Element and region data

########################################

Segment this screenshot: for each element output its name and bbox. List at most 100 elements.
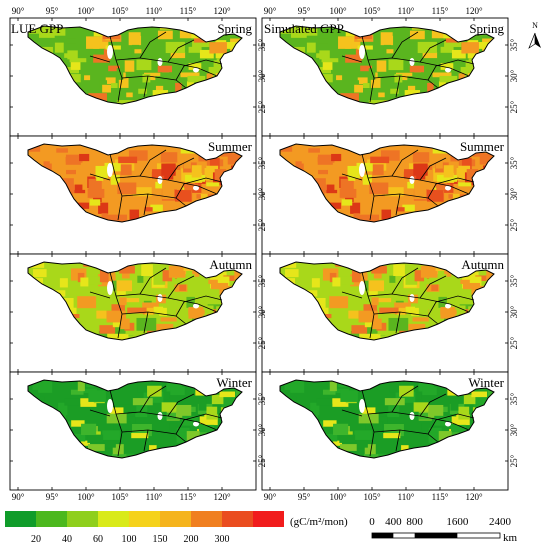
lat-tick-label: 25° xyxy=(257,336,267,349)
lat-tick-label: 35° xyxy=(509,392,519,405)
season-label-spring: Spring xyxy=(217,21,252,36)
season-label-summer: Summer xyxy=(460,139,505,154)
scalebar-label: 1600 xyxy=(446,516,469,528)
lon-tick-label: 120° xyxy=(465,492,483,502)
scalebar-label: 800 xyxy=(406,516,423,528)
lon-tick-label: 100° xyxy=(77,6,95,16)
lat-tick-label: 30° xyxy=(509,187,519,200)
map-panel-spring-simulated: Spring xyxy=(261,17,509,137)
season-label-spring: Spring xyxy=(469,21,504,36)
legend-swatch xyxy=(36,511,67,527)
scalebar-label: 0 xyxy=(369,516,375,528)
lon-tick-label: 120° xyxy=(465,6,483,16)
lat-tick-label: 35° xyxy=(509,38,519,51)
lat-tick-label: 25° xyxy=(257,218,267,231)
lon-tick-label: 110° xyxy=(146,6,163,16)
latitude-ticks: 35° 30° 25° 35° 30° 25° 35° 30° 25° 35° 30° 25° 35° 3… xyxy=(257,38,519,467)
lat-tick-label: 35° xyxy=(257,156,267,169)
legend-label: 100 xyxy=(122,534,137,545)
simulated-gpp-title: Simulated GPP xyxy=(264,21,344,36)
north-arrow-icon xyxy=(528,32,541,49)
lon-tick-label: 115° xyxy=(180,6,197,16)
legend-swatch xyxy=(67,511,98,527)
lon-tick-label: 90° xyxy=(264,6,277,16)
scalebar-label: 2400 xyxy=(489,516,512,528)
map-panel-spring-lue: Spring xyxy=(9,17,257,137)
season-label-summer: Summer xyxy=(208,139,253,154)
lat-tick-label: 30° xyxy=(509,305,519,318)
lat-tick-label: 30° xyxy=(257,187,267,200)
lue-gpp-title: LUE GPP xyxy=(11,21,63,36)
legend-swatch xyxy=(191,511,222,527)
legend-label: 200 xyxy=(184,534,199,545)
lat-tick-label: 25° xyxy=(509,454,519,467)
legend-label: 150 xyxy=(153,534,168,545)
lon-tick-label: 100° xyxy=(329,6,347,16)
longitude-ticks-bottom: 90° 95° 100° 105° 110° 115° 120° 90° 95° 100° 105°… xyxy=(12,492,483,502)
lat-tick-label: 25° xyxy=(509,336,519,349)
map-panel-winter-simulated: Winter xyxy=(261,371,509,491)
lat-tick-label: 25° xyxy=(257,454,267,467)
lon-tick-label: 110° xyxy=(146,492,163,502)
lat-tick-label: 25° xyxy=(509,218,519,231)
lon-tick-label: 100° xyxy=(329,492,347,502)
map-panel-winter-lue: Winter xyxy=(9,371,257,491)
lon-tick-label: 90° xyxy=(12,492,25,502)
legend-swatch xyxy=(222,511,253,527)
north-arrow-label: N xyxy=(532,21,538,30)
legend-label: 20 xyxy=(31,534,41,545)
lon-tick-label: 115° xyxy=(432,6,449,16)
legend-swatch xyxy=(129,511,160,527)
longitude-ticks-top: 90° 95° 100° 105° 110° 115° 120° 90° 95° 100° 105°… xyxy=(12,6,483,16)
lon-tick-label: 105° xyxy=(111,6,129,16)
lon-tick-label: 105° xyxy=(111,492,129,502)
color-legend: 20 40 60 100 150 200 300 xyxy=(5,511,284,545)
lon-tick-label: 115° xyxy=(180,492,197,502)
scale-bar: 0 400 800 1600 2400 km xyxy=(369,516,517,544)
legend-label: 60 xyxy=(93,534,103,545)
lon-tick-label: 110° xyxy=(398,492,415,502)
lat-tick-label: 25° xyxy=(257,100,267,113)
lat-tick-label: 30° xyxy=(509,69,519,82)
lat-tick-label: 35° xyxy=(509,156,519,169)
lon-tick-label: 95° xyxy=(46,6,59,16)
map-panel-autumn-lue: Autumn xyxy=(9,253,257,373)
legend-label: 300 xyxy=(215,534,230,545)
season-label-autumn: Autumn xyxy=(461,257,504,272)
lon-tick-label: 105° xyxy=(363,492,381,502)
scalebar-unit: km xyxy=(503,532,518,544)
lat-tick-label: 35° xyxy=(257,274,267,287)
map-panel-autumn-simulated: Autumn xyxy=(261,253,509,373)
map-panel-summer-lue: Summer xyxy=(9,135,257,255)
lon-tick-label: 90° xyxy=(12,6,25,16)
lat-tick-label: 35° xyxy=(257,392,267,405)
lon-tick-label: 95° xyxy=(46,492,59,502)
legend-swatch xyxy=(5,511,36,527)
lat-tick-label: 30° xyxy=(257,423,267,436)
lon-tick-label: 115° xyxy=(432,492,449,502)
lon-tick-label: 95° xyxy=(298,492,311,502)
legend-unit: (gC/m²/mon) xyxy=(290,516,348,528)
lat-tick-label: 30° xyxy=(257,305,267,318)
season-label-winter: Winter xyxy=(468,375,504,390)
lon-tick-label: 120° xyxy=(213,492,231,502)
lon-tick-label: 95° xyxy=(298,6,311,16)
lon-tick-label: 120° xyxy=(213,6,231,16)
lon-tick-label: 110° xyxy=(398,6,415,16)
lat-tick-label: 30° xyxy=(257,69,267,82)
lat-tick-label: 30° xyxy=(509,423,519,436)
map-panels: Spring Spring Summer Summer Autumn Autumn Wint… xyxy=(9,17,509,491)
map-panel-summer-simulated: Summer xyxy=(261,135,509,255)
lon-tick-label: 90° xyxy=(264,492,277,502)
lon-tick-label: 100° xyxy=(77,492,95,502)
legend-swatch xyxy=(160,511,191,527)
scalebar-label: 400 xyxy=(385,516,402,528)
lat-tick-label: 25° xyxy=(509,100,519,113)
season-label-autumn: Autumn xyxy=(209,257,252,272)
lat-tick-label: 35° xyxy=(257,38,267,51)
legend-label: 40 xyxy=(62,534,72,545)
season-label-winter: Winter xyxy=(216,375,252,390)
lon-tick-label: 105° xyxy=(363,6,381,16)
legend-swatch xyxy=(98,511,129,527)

########################################

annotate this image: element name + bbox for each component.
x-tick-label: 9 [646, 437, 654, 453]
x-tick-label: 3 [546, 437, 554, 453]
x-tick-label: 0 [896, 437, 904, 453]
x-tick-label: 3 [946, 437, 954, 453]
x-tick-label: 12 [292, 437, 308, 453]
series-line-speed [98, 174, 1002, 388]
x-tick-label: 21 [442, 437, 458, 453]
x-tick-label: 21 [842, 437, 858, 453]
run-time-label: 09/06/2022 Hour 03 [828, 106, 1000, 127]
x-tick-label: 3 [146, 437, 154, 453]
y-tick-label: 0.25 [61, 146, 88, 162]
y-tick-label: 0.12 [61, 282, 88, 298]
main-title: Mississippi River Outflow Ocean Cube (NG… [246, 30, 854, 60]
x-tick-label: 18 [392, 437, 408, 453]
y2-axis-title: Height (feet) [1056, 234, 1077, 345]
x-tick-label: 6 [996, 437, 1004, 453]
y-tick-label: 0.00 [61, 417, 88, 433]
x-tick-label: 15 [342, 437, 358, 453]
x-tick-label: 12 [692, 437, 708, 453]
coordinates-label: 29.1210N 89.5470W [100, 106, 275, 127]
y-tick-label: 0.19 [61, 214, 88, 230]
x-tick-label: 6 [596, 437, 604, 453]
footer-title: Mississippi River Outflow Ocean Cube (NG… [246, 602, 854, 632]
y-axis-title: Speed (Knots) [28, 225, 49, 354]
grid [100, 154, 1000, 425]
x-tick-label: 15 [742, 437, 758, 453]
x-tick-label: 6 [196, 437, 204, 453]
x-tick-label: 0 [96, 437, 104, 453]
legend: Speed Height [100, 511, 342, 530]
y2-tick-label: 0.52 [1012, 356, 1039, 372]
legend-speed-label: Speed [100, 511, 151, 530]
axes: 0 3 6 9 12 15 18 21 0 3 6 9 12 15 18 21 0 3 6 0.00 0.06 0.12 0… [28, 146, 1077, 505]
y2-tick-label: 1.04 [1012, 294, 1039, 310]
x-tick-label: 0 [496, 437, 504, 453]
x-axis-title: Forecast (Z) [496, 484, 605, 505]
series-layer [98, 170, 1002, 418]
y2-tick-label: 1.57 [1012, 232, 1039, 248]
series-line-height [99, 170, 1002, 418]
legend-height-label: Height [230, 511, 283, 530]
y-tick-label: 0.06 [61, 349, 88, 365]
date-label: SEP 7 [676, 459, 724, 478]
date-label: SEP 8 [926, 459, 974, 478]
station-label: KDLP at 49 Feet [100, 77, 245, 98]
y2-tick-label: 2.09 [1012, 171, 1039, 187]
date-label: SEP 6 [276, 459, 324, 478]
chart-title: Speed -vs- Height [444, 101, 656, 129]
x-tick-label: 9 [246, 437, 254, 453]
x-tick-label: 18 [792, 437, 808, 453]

########################################

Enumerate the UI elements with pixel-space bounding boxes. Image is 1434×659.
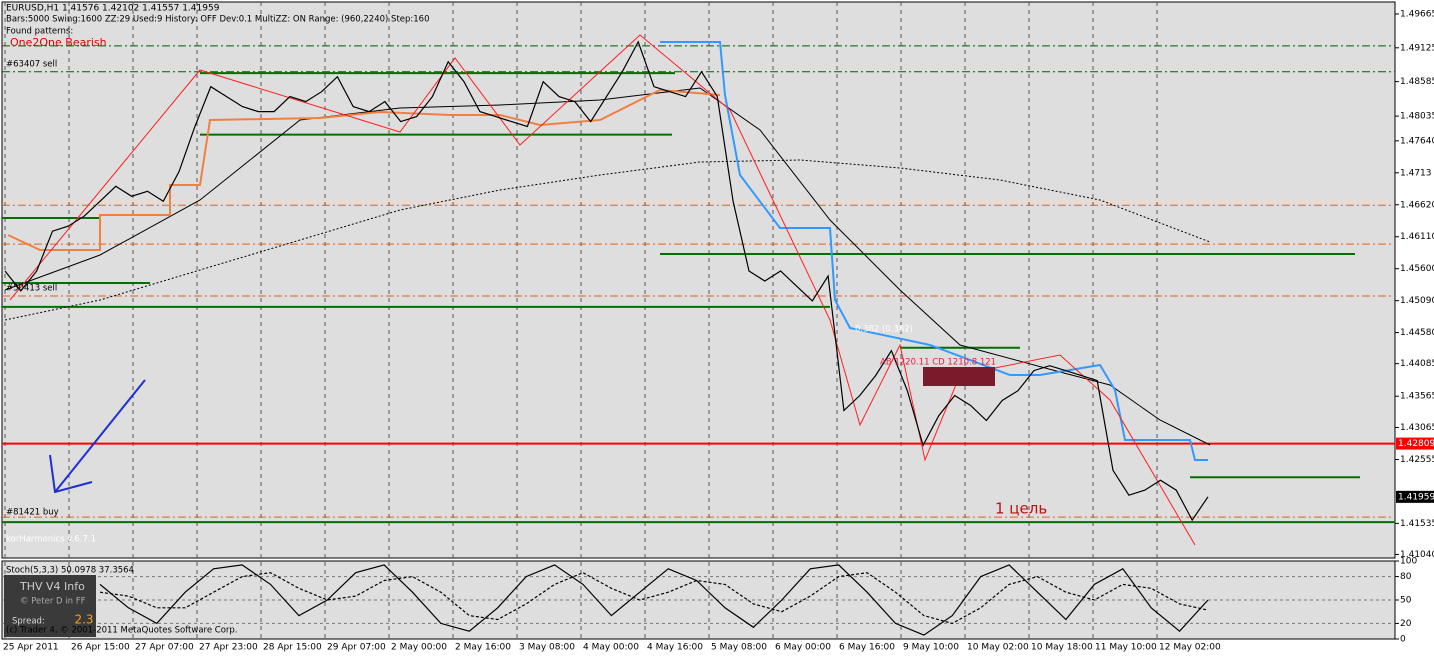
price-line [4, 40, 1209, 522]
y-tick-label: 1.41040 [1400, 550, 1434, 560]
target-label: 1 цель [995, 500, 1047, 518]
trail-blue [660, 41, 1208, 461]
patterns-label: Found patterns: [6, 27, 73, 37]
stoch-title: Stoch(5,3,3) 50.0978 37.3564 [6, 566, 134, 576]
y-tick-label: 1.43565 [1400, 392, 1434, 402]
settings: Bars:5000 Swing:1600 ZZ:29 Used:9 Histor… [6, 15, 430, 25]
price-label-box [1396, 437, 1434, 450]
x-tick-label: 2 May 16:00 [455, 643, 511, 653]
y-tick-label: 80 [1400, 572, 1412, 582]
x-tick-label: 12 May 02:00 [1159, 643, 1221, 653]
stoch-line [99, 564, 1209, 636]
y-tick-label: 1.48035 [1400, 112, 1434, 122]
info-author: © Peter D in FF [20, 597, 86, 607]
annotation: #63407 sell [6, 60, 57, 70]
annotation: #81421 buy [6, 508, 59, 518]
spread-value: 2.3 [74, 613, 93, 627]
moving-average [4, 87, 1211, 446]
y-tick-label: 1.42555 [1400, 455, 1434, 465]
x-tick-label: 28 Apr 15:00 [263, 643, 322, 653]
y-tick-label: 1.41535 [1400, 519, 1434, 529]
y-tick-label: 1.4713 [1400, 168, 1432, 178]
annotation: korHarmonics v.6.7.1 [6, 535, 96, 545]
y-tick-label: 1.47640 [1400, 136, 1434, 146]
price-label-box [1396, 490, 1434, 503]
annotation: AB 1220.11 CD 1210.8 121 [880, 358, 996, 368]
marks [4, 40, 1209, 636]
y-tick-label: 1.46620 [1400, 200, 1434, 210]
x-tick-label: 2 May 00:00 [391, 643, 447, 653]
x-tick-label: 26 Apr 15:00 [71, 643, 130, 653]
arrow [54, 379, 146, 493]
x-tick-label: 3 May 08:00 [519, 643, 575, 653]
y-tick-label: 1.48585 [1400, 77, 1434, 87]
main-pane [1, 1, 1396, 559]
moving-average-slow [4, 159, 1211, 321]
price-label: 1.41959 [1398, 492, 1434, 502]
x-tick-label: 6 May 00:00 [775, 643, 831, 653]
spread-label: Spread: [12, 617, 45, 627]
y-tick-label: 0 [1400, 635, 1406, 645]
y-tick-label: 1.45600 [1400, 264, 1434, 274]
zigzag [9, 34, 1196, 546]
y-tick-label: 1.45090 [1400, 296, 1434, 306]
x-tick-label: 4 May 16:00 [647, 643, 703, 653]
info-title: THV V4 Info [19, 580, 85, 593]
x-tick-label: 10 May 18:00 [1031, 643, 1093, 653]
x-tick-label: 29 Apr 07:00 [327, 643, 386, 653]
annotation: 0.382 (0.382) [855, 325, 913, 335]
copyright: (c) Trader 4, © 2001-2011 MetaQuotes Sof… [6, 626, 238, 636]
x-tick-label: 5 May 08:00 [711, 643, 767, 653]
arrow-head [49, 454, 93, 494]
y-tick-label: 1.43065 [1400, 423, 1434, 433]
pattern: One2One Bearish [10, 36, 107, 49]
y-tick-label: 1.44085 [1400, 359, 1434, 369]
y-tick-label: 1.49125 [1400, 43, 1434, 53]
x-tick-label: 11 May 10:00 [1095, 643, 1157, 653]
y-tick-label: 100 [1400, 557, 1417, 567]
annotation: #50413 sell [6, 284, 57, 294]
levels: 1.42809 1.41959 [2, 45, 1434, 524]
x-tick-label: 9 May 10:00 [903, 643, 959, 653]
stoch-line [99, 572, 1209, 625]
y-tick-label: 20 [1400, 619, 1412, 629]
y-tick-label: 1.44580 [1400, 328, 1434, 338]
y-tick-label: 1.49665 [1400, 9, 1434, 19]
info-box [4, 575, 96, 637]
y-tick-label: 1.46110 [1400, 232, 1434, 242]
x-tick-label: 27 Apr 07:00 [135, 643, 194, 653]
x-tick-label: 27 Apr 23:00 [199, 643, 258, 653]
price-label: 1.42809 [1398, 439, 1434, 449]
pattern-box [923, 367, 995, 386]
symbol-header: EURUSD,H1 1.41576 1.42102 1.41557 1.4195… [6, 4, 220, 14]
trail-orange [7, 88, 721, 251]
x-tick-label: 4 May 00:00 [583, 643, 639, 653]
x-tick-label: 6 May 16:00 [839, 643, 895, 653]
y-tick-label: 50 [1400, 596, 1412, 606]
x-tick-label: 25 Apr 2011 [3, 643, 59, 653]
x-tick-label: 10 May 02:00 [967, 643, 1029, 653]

########################################

■ Directive ■
Quote the records from the line containing "lat-tick-label: 25° xyxy=(257,336,267,349)" through the line containing "map-panel-winter-simulated: Winter xyxy=(261,371,509,491)", inclusive, keeping each line word for word.

■ Result for this task ■
lat-tick-label: 25° xyxy=(257,336,267,349)
lat-tick-label: 35° xyxy=(509,392,519,405)
season-label-spring: Spring xyxy=(217,21,252,36)
season-label-summer: Summer xyxy=(460,139,505,154)
scalebar-label: 1600 xyxy=(446,516,469,528)
lon-tick-label: 120° xyxy=(465,492,483,502)
scalebar-label: 800 xyxy=(406,516,423,528)
lon-tick-label: 100° xyxy=(77,6,95,16)
lat-tick-label: 30° xyxy=(509,187,519,200)
map-panel-spring-simulated: Spring xyxy=(261,17,509,137)
season-label-spring: Spring xyxy=(469,21,504,36)
legend-swatch xyxy=(36,511,67,527)
scalebar-label: 0 xyxy=(369,516,375,528)
lon-tick-label: 120° xyxy=(465,6,483,16)
lat-tick-label: 35° xyxy=(509,38,519,51)
lat-tick-label: 25° xyxy=(257,218,267,231)
lon-tick-label: 110° xyxy=(146,6,163,16)
latitude-ticks: 35° 30° 25° 35° 30° 25° 35° 30° 25° 35° 30° 25° 35° 3… xyxy=(257,38,519,467)
lat-tick-label: 35° xyxy=(257,156,267,169)
legend-label: 100 xyxy=(122,534,137,545)
simulated-gpp-title: Simulated GPP xyxy=(264,21,344,36)
north-arrow-icon xyxy=(528,32,541,49)
lon-tick-label: 115° xyxy=(180,6,197,16)
legend-swatch xyxy=(67,511,98,527)
lon-tick-label: 90° xyxy=(264,6,277,16)
scalebar-label: 2400 xyxy=(489,516,512,528)
map-panel-spring-lue: Spring xyxy=(9,17,257,137)
season-label-summer: Summer xyxy=(208,139,253,154)
lat-tick-label: 30° xyxy=(509,305,519,318)
lat-tick-label: 30° xyxy=(257,187,267,200)
lue-gpp-title: LUE GPP xyxy=(11,21,63,36)
legend-swatch xyxy=(191,511,222,527)
legend-label: 200 xyxy=(184,534,199,545)
lat-tick-label: 25° xyxy=(509,454,519,467)
legend-label: 150 xyxy=(153,534,168,545)
lon-tick-label: 100° xyxy=(329,6,347,16)
longitude-ticks-bottom: 90° 95° 100° 105° 110° 115° 120° 90° 95° 100° 105°… xyxy=(12,492,483,502)
lat-tick-label: 25° xyxy=(509,336,519,349)
map-panel-winter-simulated: Winter xyxy=(261,371,509,491)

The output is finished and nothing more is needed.